This is a special property of [s] and no other obstruent in English. Essentially, it's because [s] is a perceptually salient sound with loud fricative noise: it doesn't depend in the normal way on syllable structure. Many other languages give similar special treatment to [s] and related sounds; in German (and Yiddish), for example, it's the (alveo)palatal fricative, as in Schmutz "dirt."

Once again, syllable structure is a way in which languages differ.

Hawaiian, for example doesn't allow any coda consonants at all, and a maximum of one consonant in the onset. This means that borrowed words get a lot of extra vowels, to create new syllables of the proper type.

ink > 'înika Norman > Nolemana

Polish, on the other hand, allows more consonants at the beginning or end of a word than English does. This is why some Polish names are hard for English speakers to pronounce, such as Gdansk or Zbigniew Brzezinski.

bzdura "nonsense" babsk "witch" grzbiet [gzhbyet] "back" marnotrawstw [-fstf] "of wastes"

A language learner, when exposed to lots of examples of words and syllables in a new language, comes to understand what structures are possible in that language by observing the attested patterns.

● ● ●

#### WHAT TO DO
(1) In the passage on syllable structure, what is the largest number of consonants Hawaiian allows in the onset?
(2) Do these statements agree with the passage on syllable structure? Answer yes or no for each, and quote the words that decide it.
(a) Hawaiian permits consonants in the coda.
(b) Polish allows more consonants at the start or end of a word than English.
(c) In German, the sound given special treatment is [s] itself.
(3) List every Polish word that the passage on syllable structure gives with an English meaning in quotation marks.

● ● ●

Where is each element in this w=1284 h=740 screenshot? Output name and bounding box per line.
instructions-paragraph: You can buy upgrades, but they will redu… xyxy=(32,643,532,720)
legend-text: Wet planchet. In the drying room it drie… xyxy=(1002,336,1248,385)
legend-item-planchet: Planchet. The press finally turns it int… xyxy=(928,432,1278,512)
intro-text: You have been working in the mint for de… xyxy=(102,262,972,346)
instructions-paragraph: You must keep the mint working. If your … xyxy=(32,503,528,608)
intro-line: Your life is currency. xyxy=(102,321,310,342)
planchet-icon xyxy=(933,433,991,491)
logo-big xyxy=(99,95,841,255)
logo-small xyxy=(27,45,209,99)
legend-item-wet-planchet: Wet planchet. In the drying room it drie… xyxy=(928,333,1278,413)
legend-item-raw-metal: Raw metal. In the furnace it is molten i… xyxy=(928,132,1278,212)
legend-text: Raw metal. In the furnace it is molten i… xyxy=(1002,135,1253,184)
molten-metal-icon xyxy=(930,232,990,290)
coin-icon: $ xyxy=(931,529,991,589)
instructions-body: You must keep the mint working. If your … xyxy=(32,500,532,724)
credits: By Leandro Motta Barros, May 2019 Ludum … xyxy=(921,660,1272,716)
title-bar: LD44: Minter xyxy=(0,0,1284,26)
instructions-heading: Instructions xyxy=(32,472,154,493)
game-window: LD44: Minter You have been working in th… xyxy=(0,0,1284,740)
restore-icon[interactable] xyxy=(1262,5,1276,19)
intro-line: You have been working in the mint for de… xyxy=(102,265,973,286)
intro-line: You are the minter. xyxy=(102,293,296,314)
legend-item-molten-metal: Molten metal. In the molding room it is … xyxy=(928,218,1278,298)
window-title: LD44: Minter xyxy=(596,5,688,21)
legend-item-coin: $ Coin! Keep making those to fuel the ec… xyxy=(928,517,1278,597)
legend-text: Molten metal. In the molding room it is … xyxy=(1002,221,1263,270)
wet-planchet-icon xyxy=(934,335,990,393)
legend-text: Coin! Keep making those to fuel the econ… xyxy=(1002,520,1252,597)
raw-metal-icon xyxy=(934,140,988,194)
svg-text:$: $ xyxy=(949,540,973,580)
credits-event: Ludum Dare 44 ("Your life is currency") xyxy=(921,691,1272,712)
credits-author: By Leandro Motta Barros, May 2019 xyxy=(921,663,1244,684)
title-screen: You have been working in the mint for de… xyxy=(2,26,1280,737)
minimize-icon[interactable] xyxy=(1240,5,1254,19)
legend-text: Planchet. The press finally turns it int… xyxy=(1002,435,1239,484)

● ● ●

#### OUTPUTS IN ORDER
(1) A maximum of one consonant.

(2)
(a) No: "Hawaiian, for example doesn't allow any coda consonants at all"
(b) Yes: "Polish, on the other hand, allows more consonants at the beginning or end of a word than English does"
(c) No: "in German (and Yiddish), for example, it's the (alveo)palatal fricative"

(3)
- bzdura ("nonsense")
- babsk ("witch")
- grzbiet ("back")
- marnotrawstw ("of wastes")